[Begin Excerpted data]
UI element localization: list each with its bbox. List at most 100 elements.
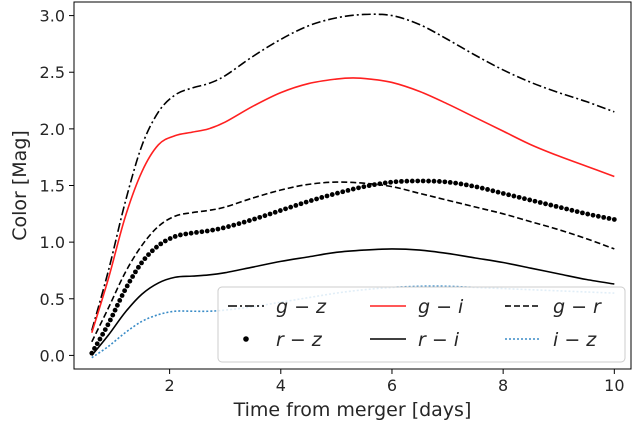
series-rz-marker bbox=[399, 178, 404, 184]
series-rz-marker bbox=[119, 293, 125, 298]
series-rz-marker bbox=[606, 216, 612, 221]
series-rz-marker bbox=[142, 256, 148, 262]
y-tick-label: 1.0 bbox=[40, 233, 65, 252]
series-rz-marker bbox=[188, 230, 194, 236]
series-rz-marker bbox=[393, 179, 399, 185]
series-rz-marker bbox=[585, 211, 591, 217]
series-rz-marker bbox=[437, 179, 442, 184]
series-rz-marker bbox=[149, 248, 155, 254]
series-rz-marker bbox=[267, 211, 273, 217]
legend-label-iz: i − z bbox=[553, 329, 597, 351]
series-rz-marker bbox=[178, 232, 183, 238]
series-rz-marker bbox=[447, 179, 453, 185]
series-rz-marker bbox=[319, 195, 325, 200]
legend-label-gi: g − i bbox=[418, 296, 464, 318]
series-rz-marker bbox=[324, 193, 330, 199]
series-rz-marker bbox=[167, 236, 173, 241]
y-tick-label: 3.0 bbox=[40, 7, 65, 26]
series-rz-marker bbox=[102, 327, 108, 332]
y-tick-label: 2.0 bbox=[40, 120, 65, 139]
series-rz-marker bbox=[601, 214, 607, 220]
series-rz-marker bbox=[511, 193, 517, 199]
series-rz-marker bbox=[298, 201, 304, 207]
series-rz-marker bbox=[382, 180, 388, 186]
series-rz-marker bbox=[308, 198, 314, 203]
series-rz-marker bbox=[426, 178, 431, 184]
series-rz-marker bbox=[340, 189, 346, 195]
x-tick-label: 8 bbox=[498, 376, 508, 395]
series-rz-marker bbox=[204, 228, 210, 234]
series-rz-marker bbox=[231, 222, 237, 228]
x-tick-label: 2 bbox=[165, 376, 175, 395]
series-rz-marker bbox=[490, 188, 496, 194]
series-rz-marker bbox=[257, 214, 263, 220]
series-rz-marker bbox=[130, 274, 136, 279]
series-rz-marker bbox=[133, 269, 138, 275]
series-rz-marker bbox=[114, 302, 120, 308]
series-rz-marker bbox=[372, 182, 377, 188]
y-tick-label: 1.5 bbox=[40, 177, 65, 196]
series-rz-marker bbox=[194, 229, 199, 235]
y-tick-label: 0.5 bbox=[40, 290, 65, 309]
series-rz-marker bbox=[183, 231, 189, 237]
legend-label-gr: g − r bbox=[553, 296, 602, 318]
series-rz-marker bbox=[356, 185, 361, 191]
series-rz-marker bbox=[210, 227, 216, 233]
series-rz-marker bbox=[236, 221, 242, 227]
series-rz-marker bbox=[479, 185, 485, 191]
series-rz-marker bbox=[303, 199, 309, 205]
series-rz-marker bbox=[220, 225, 226, 231]
series-rz-marker bbox=[415, 178, 421, 184]
series-rz-marker bbox=[283, 206, 288, 212]
series-rz-marker bbox=[495, 189, 501, 195]
series-rz-marker bbox=[548, 202, 554, 208]
series-rz-marker bbox=[500, 191, 506, 196]
series-rz-marker bbox=[420, 178, 426, 184]
series-rz-marker bbox=[350, 186, 356, 192]
x-tick-label: 10 bbox=[604, 376, 624, 395]
series-rz-marker bbox=[112, 307, 118, 313]
series-rz-marker bbox=[110, 312, 116, 318]
x-tick-label: 6 bbox=[387, 376, 397, 395]
series-rz-marker bbox=[522, 196, 527, 202]
series-layer bbox=[89, 13, 617, 359]
series-rz-marker bbox=[543, 201, 548, 207]
series-rz-marker bbox=[252, 216, 257, 222]
series-rz-marker bbox=[611, 217, 617, 222]
series-rz-marker bbox=[107, 317, 113, 323]
series-rz-marker bbox=[122, 288, 128, 294]
series-rz-marker bbox=[162, 238, 168, 244]
series-rz-marker bbox=[117, 298, 123, 303]
series-rz-marker bbox=[442, 179, 448, 185]
series-rz-marker bbox=[345, 187, 351, 193]
series-gr-line bbox=[91, 181, 615, 343]
series-rz-marker bbox=[366, 183, 372, 189]
series-rz-marker bbox=[277, 208, 283, 213]
series-rz-marker bbox=[199, 229, 205, 235]
x-tick-label: 4 bbox=[276, 376, 286, 395]
series-rz-marker bbox=[564, 206, 570, 212]
series-rz-marker bbox=[569, 207, 575, 213]
series-rz-marker bbox=[329, 192, 335, 197]
series-rz-marker bbox=[404, 178, 410, 184]
series-rz-marker bbox=[574, 209, 580, 215]
series-rz-marker bbox=[100, 331, 106, 337]
ticks-layer: 2 4 6 8 10 0.0 0.5 1.0 1.5 2.0 2.5 3.0 bbox=[40, 7, 625, 395]
series-rz-marker bbox=[241, 219, 247, 225]
series-rz-marker bbox=[154, 244, 159, 250]
series-rz-marker bbox=[516, 194, 522, 200]
series-rz-marker bbox=[215, 226, 221, 232]
legend-label-rz: r − z bbox=[276, 329, 323, 351]
y-tick-label: 0.0 bbox=[40, 346, 65, 365]
series-rz-marker bbox=[158, 241, 164, 247]
series-rz-marker bbox=[124, 283, 130, 289]
series-rz-marker bbox=[580, 210, 585, 216]
y-axis-label: Color [Mag] bbox=[9, 130, 31, 241]
series-rz-marker bbox=[361, 184, 367, 190]
series-rz-marker bbox=[558, 205, 564, 211]
series-rz-marker bbox=[595, 213, 601, 219]
legend-label-gz: g − z bbox=[276, 296, 327, 318]
series-rz-marker bbox=[506, 192, 512, 198]
series-rz-marker bbox=[335, 190, 340, 196]
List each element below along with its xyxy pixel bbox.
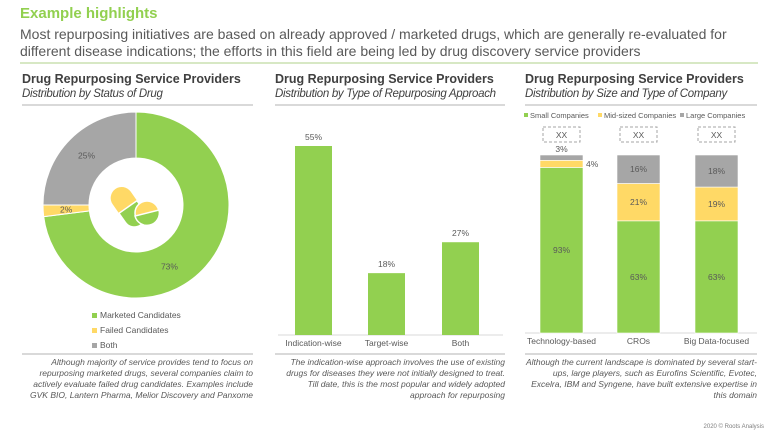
- divider: [22, 353, 253, 355]
- bar: [295, 146, 332, 335]
- divider: [525, 353, 757, 355]
- legend-swatch: [680, 113, 684, 117]
- legend-label: Small Companies: [530, 111, 589, 120]
- stacked-bar-segment: [616, 154, 661, 184]
- divider: [275, 353, 505, 355]
- panel-heading: Drug Repurposing Service Providers: [525, 72, 744, 86]
- donut-label: 73%: [161, 261, 178, 271]
- panel-heading: Drug Repurposing Service Providers: [275, 72, 494, 86]
- legend-label: Failed Candidates: [100, 325, 169, 335]
- legend-swatch: [92, 343, 97, 348]
- x-tick-label: Target-wise: [365, 338, 409, 348]
- panel-2-header: Drug Repurposing Service Providers Distr…: [275, 72, 505, 106]
- bar: [368, 273, 405, 335]
- x-tick-label: Indication-wise: [285, 338, 341, 348]
- divider: [275, 104, 505, 106]
- legend-label: Mid-sized Companies: [604, 111, 676, 120]
- annotation-box: [697, 126, 736, 143]
- segment-label: 4%: [586, 159, 599, 169]
- panel-3-header: Drug Repurposing Service Providers Distr…: [525, 72, 757, 106]
- panel-heading: Drug Repurposing Service Providers: [22, 72, 241, 86]
- annotation-label: XX: [633, 130, 645, 140]
- panel-2-caption: The indication-wise approach involves th…: [286, 357, 505, 400]
- stacked-bar-segment: [616, 183, 661, 222]
- segment-label: 93%: [553, 245, 570, 255]
- segment-label: 63%: [630, 272, 647, 282]
- stacked-bar-segment: [694, 154, 739, 188]
- x-tick-label: Big Data-focused: [684, 336, 749, 346]
- segment-label: 18%: [708, 166, 725, 176]
- legend-swatch: [92, 313, 97, 318]
- stacked-bar-segment: [694, 220, 739, 334]
- x-tick-label: Technology-based: [527, 336, 596, 346]
- stacked-bar-segment: [616, 220, 661, 334]
- segment-label: 21%: [630, 197, 647, 207]
- divider: [20, 62, 758, 64]
- stacked-bar-segment: [539, 154, 584, 161]
- donut-label: 2%: [60, 204, 73, 214]
- legend-swatch: [598, 113, 602, 117]
- bar-label: 55%: [305, 132, 322, 142]
- segment-label: 63%: [708, 272, 725, 282]
- divider: [22, 104, 253, 106]
- page-title: Example highlights: [20, 5, 158, 22]
- bar: [442, 242, 479, 335]
- annotation-box: [542, 126, 581, 143]
- annotation-box: [619, 126, 658, 143]
- panel-subheading: Distribution by Size and Type of Company: [525, 88, 727, 100]
- segment-label: 16%: [630, 164, 647, 174]
- donut-slice: [42, 111, 137, 206]
- donut-slice: [43, 111, 230, 299]
- pills-icon: [110, 186, 161, 228]
- panel-1-caption: Although majority of service provides te…: [30, 357, 253, 400]
- stacked-bar-segment: [694, 186, 739, 222]
- annotation-label: XX: [556, 130, 568, 140]
- segment-label: 3%: [555, 144, 568, 154]
- legend-swatch: [92, 328, 97, 333]
- panel-subheading: Distribution by Type of Repurposing Appr…: [275, 88, 496, 100]
- bar-label: 18%: [378, 259, 395, 269]
- page-subtitle: Most repurposing initiatives are based o…: [20, 26, 727, 59]
- footer-copyright: 2020 © Roots Analysis: [703, 424, 764, 430]
- annotation-label: XX: [711, 130, 723, 140]
- panel-1-header: Drug Repurposing Service Providers Distr…: [22, 72, 253, 106]
- donut-label: 25%: [78, 151, 95, 161]
- legend-label: Marketed Candidates: [100, 310, 181, 320]
- tablet-half: [134, 209, 161, 227]
- panel-3-caption: Although the current landscape is domina…: [525, 357, 757, 400]
- x-tick-label: Both: [452, 338, 470, 348]
- bar-label: 27%: [452, 228, 469, 238]
- panel-subheading: Distribution by Status of Drug: [22, 88, 163, 100]
- legend-label: Large Companies: [686, 111, 745, 120]
- legend-swatch: [524, 113, 528, 117]
- divider: [525, 104, 757, 106]
- legend-label: Both: [100, 340, 118, 350]
- segment-label: 19%: [708, 199, 725, 209]
- stacked-bar-segment: [539, 167, 584, 334]
- x-tick-label: CROs: [627, 336, 650, 346]
- stacked-bar-segment: [539, 160, 584, 168]
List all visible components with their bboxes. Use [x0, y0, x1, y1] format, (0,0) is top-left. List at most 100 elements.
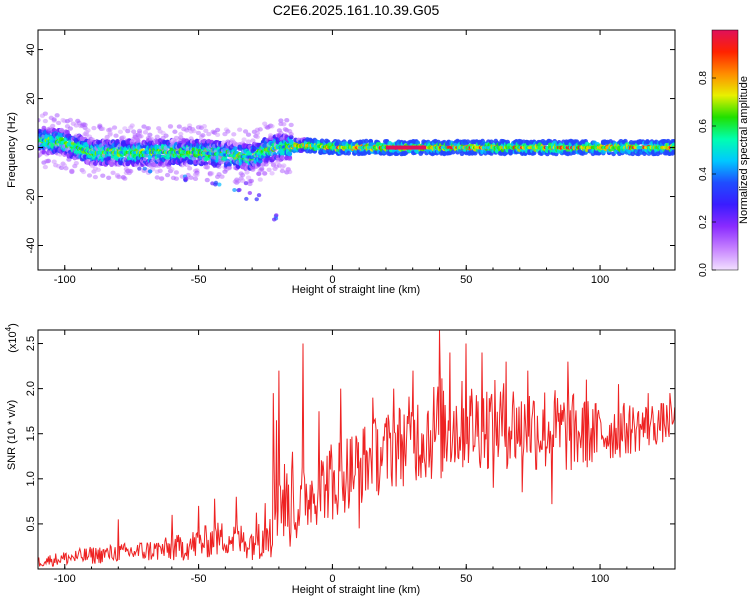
spectrogram-cell [645, 139, 650, 145]
spectrogram-halo-cell [209, 171, 215, 176]
colorbar-tick-label: 0.2 [698, 215, 709, 229]
spectrogram-ytick-label: -40 [25, 238, 37, 254]
spectrogram-halo-cell [284, 117, 290, 123]
spectrogram-branch-cell [254, 197, 259, 202]
spectrogram-branch-cell [274, 213, 279, 218]
spectrogram-xtick-label: 100 [591, 274, 609, 286]
spectrogram-halo-cell [73, 161, 79, 166]
spectrogram-halo-cell [110, 170, 116, 175]
snr-xtick-label: 50 [460, 573, 472, 585]
spectrogram-xtick-label: -100 [54, 274, 76, 286]
spectrogram-halo-cell [109, 161, 115, 167]
spectrogram-halo-cell [107, 127, 113, 132]
spectrogram-halo-cell [240, 178, 246, 183]
spectrogram-halo-cell [164, 172, 171, 178]
spectrogram-branch-cell [256, 193, 262, 198]
snr-ytick-label: 2.0 [25, 381, 37, 396]
snr-ytick-label: 1.5 [25, 426, 37, 441]
spectrogram-branch-cell [183, 176, 189, 181]
spectrogram-halo-cell [263, 162, 269, 167]
spectrogram-xtick-label: 0 [329, 274, 335, 286]
spectrogram-halo-cell [248, 178, 255, 184]
spectrogram-halo-cell [254, 131, 260, 136]
spectrogram-halo-cell [154, 175, 160, 180]
spectrogram-halo-cell [142, 130, 149, 135]
spectrogram-halo-cell [157, 168, 163, 173]
spectrogram-halo-cell [214, 127, 221, 133]
spectrogram-halo-cell [116, 174, 122, 180]
spectrogram-halo-cell [200, 133, 206, 138]
spectrogram-halo-cell [281, 163, 287, 168]
spectrogram-halo-cell [257, 127, 263, 132]
snr-ylabel: SNR (10 * v/v) [6, 400, 18, 470]
colorbar-frame [711, 29, 739, 271]
spectrogram-frame [37, 29, 676, 271]
spectrogram-xtick-label: 50 [460, 274, 472, 286]
spectrogram-halo-cell [206, 131, 212, 137]
spectrogram-halo-cell [86, 173, 93, 178]
spectrogram-halo-cell [267, 133, 274, 138]
spectrogram-halo-cell [266, 167, 272, 173]
spectrogram-halo-cell [154, 134, 160, 140]
spectrogram-halo-cell [245, 175, 252, 180]
spectrogram-halo-cell [163, 133, 169, 138]
spectrogram-halo-cell [204, 177, 210, 183]
spectrogram-halo-cell [172, 129, 178, 134]
spectrogram-cell [363, 138, 369, 144]
spectrogram-halo-cell [257, 177, 263, 182]
spectrogram-halo-cell [254, 134, 260, 140]
spectrogram-halo-cell [278, 118, 284, 123]
spectrogram-branch-cell [137, 166, 142, 171]
colorbar-tick-label: 0.8 [698, 71, 709, 85]
snr-multiplier-close: ) [7, 323, 19, 327]
spectrogram-halo-cell [148, 136, 154, 142]
spectrogram-cell [488, 139, 494, 145]
spectrogram-halo-cell [136, 128, 143, 134]
spectrogram-xtick-label: -50 [191, 274, 207, 286]
spectrogram-halo-cell [56, 120, 62, 126]
spectrogram-halo-cell [237, 127, 243, 132]
spectrogram-bright-segment [385, 145, 427, 150]
spectrogram-halo-cell [269, 171, 275, 176]
spectrogram-halo-cell [288, 122, 294, 128]
spectrogram-halo-cell [279, 168, 285, 174]
spectrogram-halo-cell [173, 176, 179, 181]
spectrogram-halo-cell [178, 135, 184, 140]
spectrogram-branch-cell [237, 187, 242, 192]
snr-ytick-label: 0.5 [25, 516, 37, 531]
spectrogram-halo-cell [176, 124, 182, 129]
spectrogram-halo-cell [244, 170, 250, 175]
spectrogram-ytick-label: 40 [25, 43, 37, 55]
spectrogram-halo-cell [287, 156, 293, 162]
spectrogram-halo-cell [259, 166, 265, 171]
spectrogram-halo-cell [235, 179, 241, 184]
spectrogram-cell [232, 146, 238, 151]
spectrogram-halo-cell [128, 169, 134, 174]
spectrogram-halo-cell [100, 126, 106, 132]
spectrogram-cell [346, 150, 352, 156]
spectrogram-halo-cell [147, 132, 153, 137]
spectrogram-cell [472, 150, 478, 156]
spectrogram-halo-cell [287, 169, 293, 175]
spectrogram-panel: -100 -50 0 50 100 40 20 0 -20 -40 Height of strai… [6, 29, 676, 296]
spectrogram-halo-cell [245, 139, 252, 144]
snr-series-line [38, 330, 675, 567]
spectrogram-halo-cell [125, 128, 131, 134]
snr-xtick-label: -50 [191, 573, 207, 585]
spectrogram-halo-cell [281, 121, 287, 127]
spectrogram-halo-cell [195, 130, 202, 136]
spectrogram-branch-cell [142, 166, 147, 171]
snr-xtick-label: 100 [591, 573, 609, 585]
spectrogram-halo-cell [231, 132, 237, 137]
spectrogram-halo-cell [92, 174, 99, 180]
colorbar-tick-label: 0.0 [698, 263, 709, 277]
spectrogram-halo-cell [250, 138, 256, 143]
spectrogram-halo-cell [50, 123, 56, 129]
spectrogram-halo-cell [191, 128, 197, 134]
snr-frame [37, 329, 676, 570]
spectrogram-halo-cell [91, 125, 97, 131]
snr-ytick-label: 1.0 [25, 471, 37, 486]
spectrogram-halo-cell [194, 172, 200, 177]
spectrogram-branch-cell [213, 180, 219, 185]
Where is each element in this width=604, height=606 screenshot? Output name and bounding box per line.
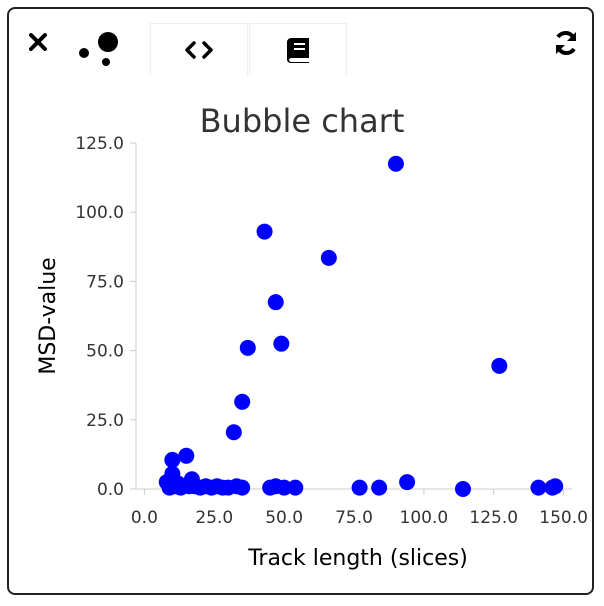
refresh-icon bbox=[556, 31, 576, 55]
chart-panel bbox=[7, 7, 594, 595]
data-point bbox=[234, 479, 251, 496]
refresh-button[interactable] bbox=[550, 27, 582, 59]
data-point bbox=[234, 393, 251, 410]
x-tick-label: 100.0 bbox=[400, 508, 449, 528]
x-tick-label: 75.0 bbox=[335, 508, 373, 528]
data-point bbox=[239, 339, 256, 356]
data-point bbox=[547, 478, 564, 495]
tab-code[interactable] bbox=[150, 23, 248, 75]
bubble-chart-button[interactable] bbox=[77, 25, 123, 67]
x-tick-label: 50.0 bbox=[265, 508, 303, 528]
data-point bbox=[491, 357, 508, 374]
close-button[interactable] bbox=[25, 29, 51, 55]
chart-title: Bubble chart bbox=[200, 102, 405, 140]
data-point bbox=[225, 424, 242, 441]
x-tick-label: 0.0 bbox=[131, 508, 158, 528]
data-point bbox=[164, 451, 181, 468]
data-point bbox=[320, 249, 337, 266]
data-point bbox=[276, 479, 293, 496]
data-point bbox=[387, 155, 404, 172]
data-point bbox=[530, 479, 547, 496]
y-axis-label: MSD-value bbox=[36, 257, 61, 374]
y-tick-label: 50.0 bbox=[86, 342, 124, 362]
data-point bbox=[351, 479, 368, 496]
data-point bbox=[455, 481, 471, 497]
axes: 0.0 25.0 50.0 75.0 100.0 125.0 0.0 25.0 50.0 75.0… bbox=[75, 134, 588, 528]
x-tick-label: 150.0 bbox=[539, 508, 588, 528]
data-point bbox=[287, 479, 304, 496]
x-tick-label: 125.0 bbox=[469, 508, 518, 528]
tab-documentation[interactable] bbox=[249, 23, 347, 75]
toolbar bbox=[9, 9, 592, 75]
data-point bbox=[256, 223, 273, 240]
y-tick-label: 25.0 bbox=[86, 411, 124, 431]
x-tick-label: 25.0 bbox=[195, 508, 233, 528]
data-point bbox=[399, 474, 416, 491]
x-axis-label: Track length (slices) bbox=[247, 546, 468, 571]
data-point bbox=[273, 335, 290, 352]
book-icon bbox=[287, 37, 309, 63]
y-tick-label: 0.0 bbox=[97, 480, 124, 500]
data-point bbox=[267, 294, 284, 311]
close-icon bbox=[29, 33, 47, 51]
y-tick-label: 75.0 bbox=[86, 272, 124, 292]
y-tick-label: 100.0 bbox=[75, 203, 124, 223]
data-points bbox=[158, 155, 564, 497]
y-tick-label: 125.0 bbox=[75, 134, 124, 154]
code-icon bbox=[185, 40, 213, 59]
data-point bbox=[178, 447, 195, 464]
data-point bbox=[371, 479, 388, 496]
bubble-chart-icon bbox=[79, 32, 118, 66]
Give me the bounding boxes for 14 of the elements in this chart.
[End Excerpted data]
Reproduce, with no changes, the lines of the items from the line containing "- divider: [22, 353, 253, 355]" up to and including the line containing "- divider: [275, 104, 505, 106]".

Correct answer:
- divider: [22, 353, 253, 355]
- bar: [295, 146, 332, 335]
- divider: [525, 353, 757, 355]
- legend-swatch: [680, 113, 684, 117]
- legend-label: Small Companies: [530, 111, 589, 120]
- stacked-bar-segment: [616, 154, 661, 184]
- divider: [275, 353, 505, 355]
- panel-heading: Drug Repurposing Service Providers: [525, 72, 744, 86]
- donut-label: 73%: [161, 261, 178, 271]
- panel-heading: Drug Repurposing Service Providers: [275, 72, 494, 86]
- legend-label: Failed Candidates: [100, 325, 169, 335]
- legend-swatch: [92, 343, 97, 348]
- x-tick-label: Target-wise: [365, 338, 409, 348]
- panel-2-header: Drug Repurposing Service Providers Distr…: [275, 72, 505, 106]
- bar: [368, 273, 405, 335]
- x-tick-label: Indication-wise: [285, 338, 341, 348]
- divider: [275, 104, 505, 106]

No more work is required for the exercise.